Data extracted from a collection
· · · · · · ·
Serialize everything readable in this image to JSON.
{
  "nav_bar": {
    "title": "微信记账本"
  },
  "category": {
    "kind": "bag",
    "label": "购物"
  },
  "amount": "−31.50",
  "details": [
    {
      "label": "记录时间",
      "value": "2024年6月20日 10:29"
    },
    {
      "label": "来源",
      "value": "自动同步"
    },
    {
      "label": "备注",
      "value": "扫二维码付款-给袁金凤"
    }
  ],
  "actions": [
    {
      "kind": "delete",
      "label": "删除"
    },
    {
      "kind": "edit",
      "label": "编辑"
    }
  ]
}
· · · · · · ·
Please list every line of the records that contains "label".

    "label": "购物"
      "label": "记录时间",
      "label": "来源",
      "label": "备注",
      "label": "删除"
      "label": "编辑"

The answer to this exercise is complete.